▶ Your task: Leave out the pictures, then reproduce the rest of the material exactly.
══ Stored records ══
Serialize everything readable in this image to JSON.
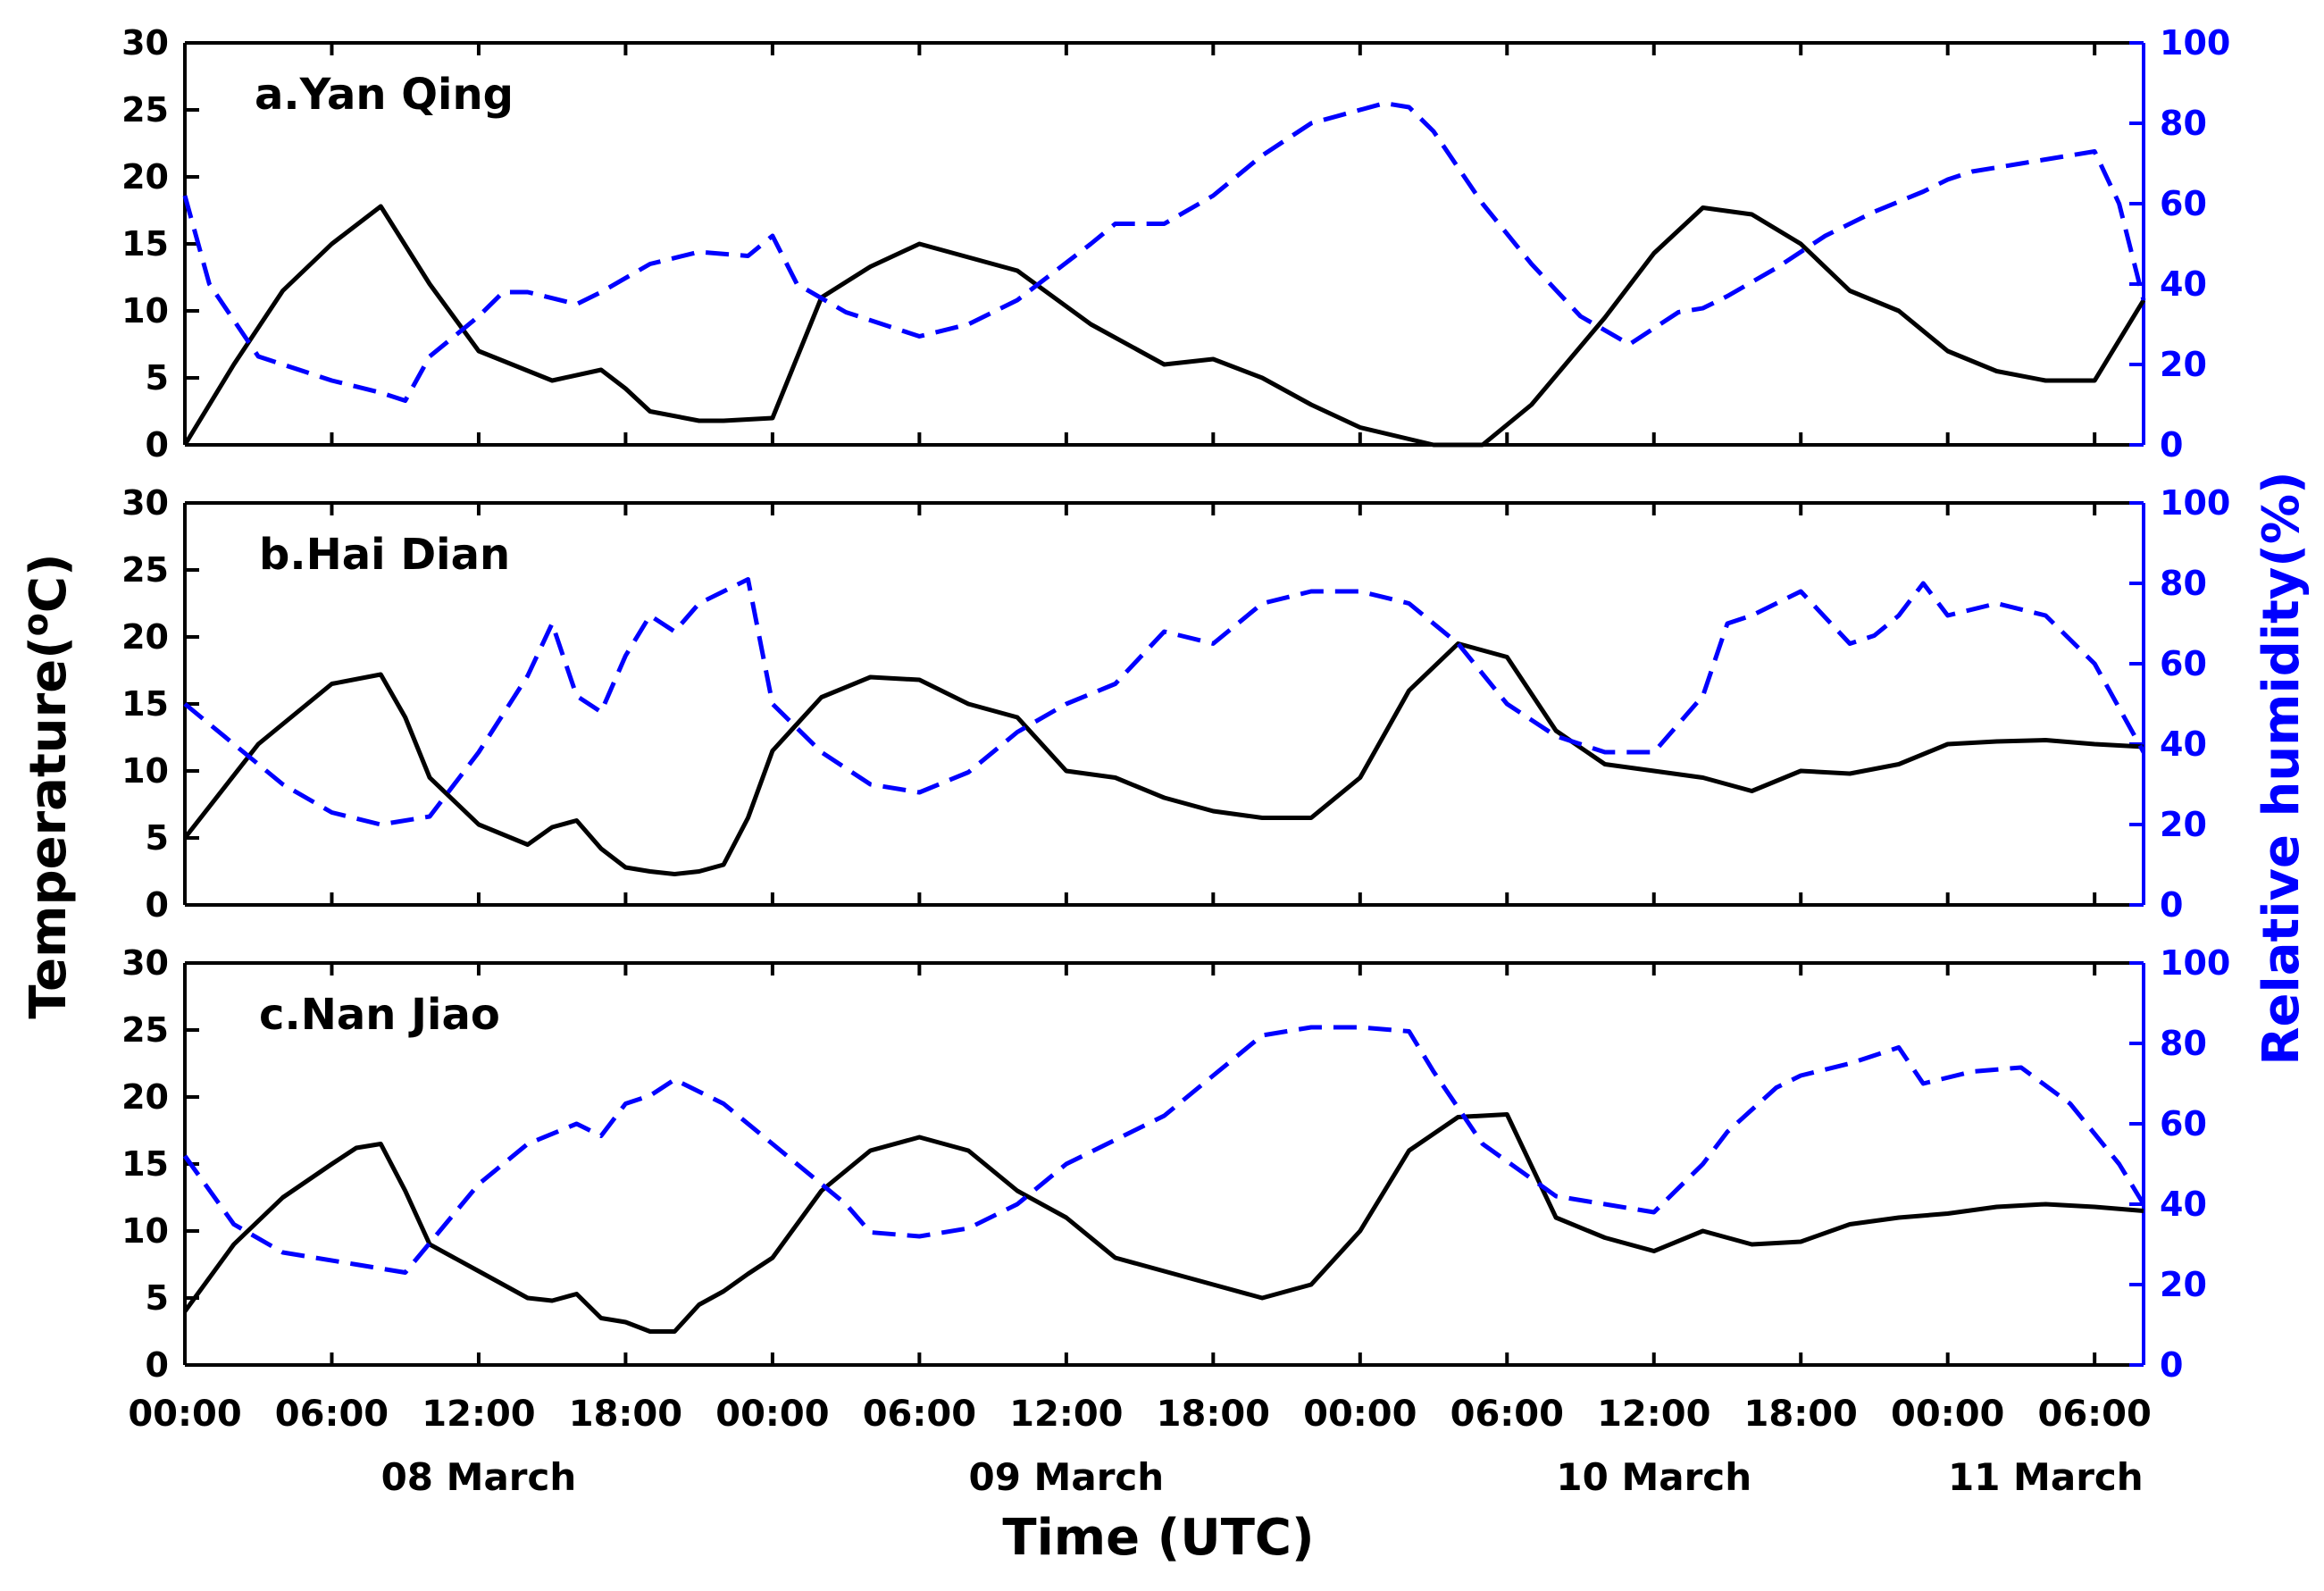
{
  "chart_data": {
    "type": "line",
    "xlabel": "Time (UTC)",
    "ylabel_left": "Temperature(°C)",
    "ylabel_left_main": "Temperature(",
    "ylabel_left_sup": "o",
    "ylabel_left_end": "C)",
    "ylabel_right": "Relative humidity(%)",
    "x_unit": "hours since 08 March 00:00 UTC",
    "xlim": [
      0,
      80
    ],
    "x_tick_labels": [
      "00:00",
      "06:00",
      "12:00",
      "18:00",
      "00:00",
      "06:00",
      "12:00",
      "18:00",
      "00:00",
      "06:00",
      "12:00",
      "18:00",
      "00:00",
      "06:00"
    ],
    "date_labels": [
      "08 March",
      "09 March",
      "10 March",
      "11 March"
    ],
    "ylim_left": [
      0,
      30
    ],
    "y_ticks_left": [
      "0",
      "5",
      "10",
      "15",
      "20",
      "25",
      "30"
    ],
    "ylim_right": [
      0,
      100
    ],
    "y_ticks_right": [
      "0",
      "20",
      "40",
      "60",
      "80",
      "100"
    ],
    "colors": {
      "temperature": "#000000",
      "humidity": "#0000ff",
      "right_axis": "#0000ff"
    },
    "panels": [
      {
        "title": "a.Yan Qing",
        "series": [
          {
            "name": "Temperature",
            "axis": "left",
            "style": "solid",
            "x": [
              0,
              2,
              4,
              6,
              8,
              10,
              12,
              15,
              17,
              18,
              19,
              21,
              22,
              24,
              26,
              28,
              30,
              32,
              34,
              37,
              39,
              40,
              42,
              44,
              46,
              48,
              51,
              53,
              55,
              58,
              60,
              62,
              64,
              66,
              68,
              70,
              72,
              74,
              76,
              78,
              80
            ],
            "values": [
              0,
              6,
              11.5,
              15,
              17.8,
              12,
              7,
              4.8,
              5.6,
              4.2,
              2.5,
              1.8,
              1.8,
              2,
              11,
              13.3,
              15,
              14,
              13,
              9,
              7,
              6,
              6.4,
              5,
              3,
              1.3,
              0,
              0,
              3,
              9.5,
              14.3,
              17.7,
              17.2,
              15,
              11.5,
              10,
              7,
              5.5,
              4.8,
              4.8,
              10.8
            ]
          },
          {
            "name": "Relative humidity",
            "axis": "right",
            "style": "dashed",
            "x": [
              0,
              1,
              3,
              6,
              8,
              9,
              10,
              12,
              13,
              14,
              16,
              17,
              19,
              21,
              23,
              24,
              25,
              27,
              30,
              32,
              34,
              37,
              38,
              40,
              42,
              44,
              46,
              49,
              50,
              51,
              53,
              55,
              57,
              59,
              61,
              62,
              63,
              65,
              67,
              69,
              71,
              72,
              73,
              75,
              77,
              78,
              79,
              80
            ],
            "values": [
              62,
              40,
              22,
              16,
              13,
              11,
              22,
              32,
              38,
              38,
              35,
              38,
              45,
              48,
              47,
              52,
              40,
              33,
              27,
              30,
              36,
              50,
              55,
              55,
              62,
              72,
              80,
              85,
              84,
              78,
              60,
              45,
              32,
              25,
              33,
              34,
              37,
              44,
              52,
              58,
              63,
              66,
              68,
              70,
              72,
              73,
              60,
              36
            ]
          }
        ]
      },
      {
        "title": "b.Hai Dian",
        "series": [
          {
            "name": "Temperature",
            "axis": "left",
            "style": "solid",
            "x": [
              0,
              3,
              6,
              8,
              9,
              10,
              12,
              14,
              15,
              16,
              17,
              18,
              19,
              20,
              21,
              22,
              23,
              24,
              26,
              28,
              30,
              32,
              34,
              36,
              38,
              40,
              42,
              44,
              46,
              48,
              50,
              52,
              54,
              56,
              58,
              60,
              62,
              64,
              66,
              68,
              70,
              72,
              74,
              76,
              78,
              80
            ],
            "values": [
              5,
              12,
              16.5,
              17.2,
              14,
              9.5,
              6,
              4.5,
              5.8,
              6.3,
              4.2,
              2.8,
              2.5,
              2.3,
              2.5,
              3,
              6.5,
              11.5,
              15.5,
              17,
              16.8,
              15,
              14,
              10,
              9.5,
              8,
              7,
              6.5,
              6.5,
              9.5,
              16,
              19.5,
              18.5,
              13,
              10.5,
              10,
              9.5,
              8.5,
              10,
              9.8,
              10.5,
              12,
              12.2,
              12.3,
              12,
              11.8
            ]
          },
          {
            "name": "Relative humidity",
            "axis": "right",
            "style": "dashed",
            "x": [
              0,
              2,
              4,
              6,
              8,
              10,
              12,
              14,
              15,
              16,
              17,
              18,
              19,
              20,
              21,
              22,
              23,
              24,
              26,
              28,
              30,
              32,
              34,
              36,
              38,
              40,
              42,
              44,
              46,
              48,
              50,
              52,
              54,
              56,
              58,
              60,
              62,
              63,
              64,
              66,
              68,
              69,
              70,
              71,
              72,
              74,
              76,
              78,
              80
            ],
            "values": [
              50,
              40,
              30,
              23,
              20,
              22,
              38,
              57,
              70,
              52,
              48,
              62,
              72,
              68,
              75,
              78,
              81,
              50,
              38,
              30,
              28,
              33,
              43,
              50,
              55,
              68,
              65,
              75,
              78,
              78,
              75,
              65,
              50,
              42,
              38,
              38,
              52,
              70,
              72,
              78,
              65,
              67,
              72,
              80,
              72,
              75,
              72,
              60,
              38
            ]
          }
        ]
      },
      {
        "title": "c.Nan Jiao",
        "series": [
          {
            "name": "Temperature",
            "axis": "left",
            "style": "solid",
            "x": [
              0,
              2,
              4,
              6,
              7,
              8,
              9,
              10,
              12,
              14,
              15,
              16,
              17,
              18,
              19,
              20,
              21,
              22,
              23,
              24,
              26,
              28,
              30,
              32,
              34,
              36,
              38,
              40,
              42,
              44,
              46,
              48,
              50,
              52,
              54,
              56,
              58,
              60,
              62,
              64,
              66,
              68,
              70,
              72,
              74,
              76,
              78,
              80
            ],
            "values": [
              4,
              9,
              12.5,
              15,
              16.2,
              16.5,
              13,
              9,
              7,
              5,
              4.8,
              5.3,
              3.5,
              3.2,
              2.5,
              2.5,
              4.5,
              5.5,
              6.8,
              8,
              13,
              16,
              17,
              16,
              13,
              11,
              8,
              7,
              6,
              5,
              6,
              10,
              16,
              18.5,
              18.7,
              11,
              9.5,
              8.5,
              10,
              9,
              9.2,
              10.5,
              11,
              11.3,
              11.8,
              12,
              11.8,
              11.5
            ]
          },
          {
            "name": "Relative humidity",
            "axis": "right",
            "style": "dashed",
            "x": [
              0,
              2,
              4,
              7,
              9,
              12,
              14,
              16,
              17,
              18,
              19,
              20,
              22,
              24,
              26,
              27,
              28,
              30,
              32,
              34,
              36,
              38,
              40,
              42,
              44,
              46,
              48,
              50,
              51,
              53,
              56,
              58,
              60,
              62,
              63,
              65,
              66,
              68,
              70,
              71,
              73,
              75,
              77,
              79,
              80
            ],
            "values": [
              52,
              35,
              28,
              25,
              23,
              45,
              55,
              60,
              57,
              65,
              67,
              71,
              65,
              55,
              45,
              40,
              33,
              32,
              34,
              40,
              50,
              56,
              62,
              72,
              82,
              84,
              84,
              83,
              73,
              55,
              42,
              40,
              38,
              50,
              58,
              69,
              72,
              75,
              79,
              70,
              73,
              74,
              65,
              50,
              40
            ]
          }
        ]
      }
    ]
  }
}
═══
▶ Response:
Serialize everything readable in this image to JSON.
{
  "chart_data": {
    "type": "line",
    "xlabel": "Time (UTC)",
    "ylabel_left": "Temperature(°C)",
    "ylabel_left_main": "Temperature(",
    "ylabel_left_sup": "o",
    "ylabel_left_end": "C)",
    "ylabel_right": "Relative humidity(%)",
    "x_unit": "hours since 08 March 00:00 UTC",
    "xlim": [
      0,
      80
    ],
    "x_tick_labels": [
      "00:00",
      "06:00",
      "12:00",
      "18:00",
      "00:00",
      "06:00",
      "12:00",
      "18:00",
      "00:00",
      "06:00",
      "12:00",
      "18:00",
      "00:00",
      "06:00"
    ],
    "date_labels": [
      "08 March",
      "09 March",
      "10 March",
      "11 March"
    ],
    "ylim_left": [
      0,
      30
    ],
    "y_ticks_left": [
      "0",
      "5",
      "10",
      "15",
      "20",
      "25",
      "30"
    ],
    "ylim_right": [
      0,
      100
    ],
    "y_ticks_right": [
      "0",
      "20",
      "40",
      "60",
      "80",
      "100"
    ],
    "colors": {
      "temperature": "#000000",
      "humidity": "#0000ff",
      "right_axis": "#0000ff"
    },
    "panels": [
      {
        "title": "a.Yan Qing",
        "series": [
          {
            "name": "Temperature",
            "axis": "left",
            "style": "solid",
            "x": [
              0,
              2,
              4,
              6,
              8,
              10,
              12,
              15,
              17,
              18,
              19,
              21,
              22,
              24,
              26,
              28,
              30,
              32,
              34,
              37,
              39,
              40,
              42,
              44,
              46,
              48,
              51,
              53,
              55,
              58,
              60,
              62,
              64,
              66,
              68,
              70,
              72,
              74,
              76,
              78,
              80
            ],
            "values": [
              0,
              6,
              11.5,
              15,
              17.8,
              12,
              7,
              4.8,
              5.6,
              4.2,
              2.5,
              1.8,
              1.8,
              2,
              11,
              13.3,
              15,
              14,
              13,
              9,
              7,
              6,
              6.4,
              5,
              3,
              1.3,
              0,
              0,
              3,
              9.5,
              14.3,
              17.7,
              17.2,
              15,
              11.5,
              10,
              7,
              5.5,
              4.8,
              4.8,
              10.8
            ]
          },
          {
            "name": "Relative humidity",
            "axis": "right",
            "style": "dashed",
            "x": [
              0,
              1,
              3,
              6,
              8,
              9,
              10,
              12,
              13,
              14,
              16,
              17,
              19,
              21,
              23,
              24,
              25,
              27,
              30,
              32,
              34,
              37,
              38,
              40,
              42,
              44,
              46,
              49,
              50,
              51,
              53,
              55,
              57,
              59,
              61,
              62,
              63,
              65,
              67,
              69,
              71,
              72,
              73,
              75,
              77,
              78,
              79,
              80
            ],
            "values": [
              62,
              40,
              22,
              16,
              13,
              11,
              22,
              32,
              38,
              38,
              35,
              38,
              45,
              48,
              47,
              52,
              40,
              33,
              27,
              30,
              36,
              50,
              55,
              55,
              62,
              72,
              80,
              85,
              84,
              78,
              60,
              45,
              32,
              25,
              33,
              34,
              37,
              44,
              52,
              58,
              63,
              66,
              68,
              70,
              72,
              73,
              60,
              36
            ]
          }
        ]
      },
      {
        "title": "b.Hai Dian",
        "series": [
          {
            "name": "Temperature",
            "axis": "left",
            "style": "solid",
            "x": [
              0,
              3,
              6,
              8,
              9,
              10,
              12,
              14,
              15,
              16,
              17,
              18,
              19,
              20,
              21,
              22,
              23,
              24,
              26,
              28,
              30,
              32,
              34,
              36,
              38,
              40,
              42,
              44,
              46,
              48,
              50,
              52,
              54,
              56,
              58,
              60,
              62,
              64,
              66,
              68,
              70,
              72,
              74,
              76,
              78,
              80
            ],
            "values": [
              5,
              12,
              16.5,
              17.2,
              14,
              9.5,
              6,
              4.5,
              5.8,
              6.3,
              4.2,
              2.8,
              2.5,
              2.3,
              2.5,
              3,
              6.5,
              11.5,
              15.5,
              17,
              16.8,
              15,
              14,
              10,
              9.5,
              8,
              7,
              6.5,
              6.5,
              9.5,
              16,
              19.5,
              18.5,
              13,
              10.5,
              10,
              9.5,
              8.5,
              10,
              9.8,
              10.5,
              12,
              12.2,
              12.3,
              12,
              11.8
            ]
          },
          {
            "name": "Relative humidity",
            "axis": "right",
            "style": "dashed",
            "x": [
              0,
              2,
              4,
              6,
              8,
              10,
              12,
              14,
              15,
              16,
              17,
              18,
              19,
              20,
              21,
              22,
              23,
              24,
              26,
              28,
              30,
              32,
              34,
              36,
              38,
              40,
              42,
              44,
              46,
              48,
              50,
              52,
              54,
              56,
              58,
              60,
              62,
              63,
              64,
              66,
              68,
              69,
              70,
              71,
              72,
              74,
              76,
              78,
              80
            ],
            "values": [
              50,
              40,
              30,
              23,
              20,
              22,
              38,
              57,
              70,
              52,
              48,
              62,
              72,
              68,
              75,
              78,
              81,
              50,
              38,
              30,
              28,
              33,
              43,
              50,
              55,
              68,
              65,
              75,
              78,
              78,
              75,
              65,
              50,
              42,
              38,
              38,
              52,
              70,
              72,
              78,
              65,
              67,
              72,
              80,
              72,
              75,
              72,
              60,
              38
            ]
          }
        ]
      },
      {
        "title": "c.Nan Jiao",
        "series": [
          {
            "name": "Temperature",
            "axis": "left",
            "style": "solid",
            "x": [
              0,
              2,
              4,
              6,
              7,
              8,
              9,
              10,
              12,
              14,
              15,
              16,
              17,
              18,
              19,
              20,
              21,
              22,
              23,
              24,
              26,
              28,
              30,
              32,
              34,
              36,
              38,
              40,
              42,
              44,
              46,
              48,
              50,
              52,
              54,
              56,
              58,
              60,
              62,
              64,
              66,
              68,
              70,
              72,
              74,
              76,
              78,
              80
            ],
            "values": [
              4,
              9,
              12.5,
              15,
              16.2,
              16.5,
              13,
              9,
              7,
              5,
              4.8,
              5.3,
              3.5,
              3.2,
              2.5,
              2.5,
              4.5,
              5.5,
              6.8,
              8,
              13,
              16,
              17,
              16,
              13,
              11,
              8,
              7,
              6,
              5,
              6,
              10,
              16,
              18.5,
              18.7,
              11,
              9.5,
              8.5,
              10,
              9,
              9.2,
              10.5,
              11,
              11.3,
              11.8,
              12,
              11.8,
              11.5
            ]
          },
          {
            "name": "Relative humidity",
            "axis": "right",
            "style": "dashed",
            "x": [
              0,
              2,
              4,
              7,
              9,
              12,
              14,
              16,
              17,
              18,
              19,
              20,
              22,
              24,
              26,
              27,
              28,
              30,
              32,
              34,
              36,
              38,
              40,
              42,
              44,
              46,
              48,
              50,
              51,
              53,
              56,
              58,
              60,
              62,
              63,
              65,
              66,
              68,
              70,
              71,
              73,
              75,
              77,
              79,
              80
            ],
            "values": [
              52,
              35,
              28,
              25,
              23,
              45,
              55,
              60,
              57,
              65,
              67,
              71,
              65,
              55,
              45,
              40,
              33,
              32,
              34,
              40,
              50,
              56,
              62,
              72,
              82,
              84,
              84,
              83,
              73,
              55,
              42,
              40,
              38,
              50,
              58,
              69,
              72,
              75,
              79,
              70,
              73,
              74,
              65,
              50,
              40
            ]
          }
        ]
      }
    ]
  }
}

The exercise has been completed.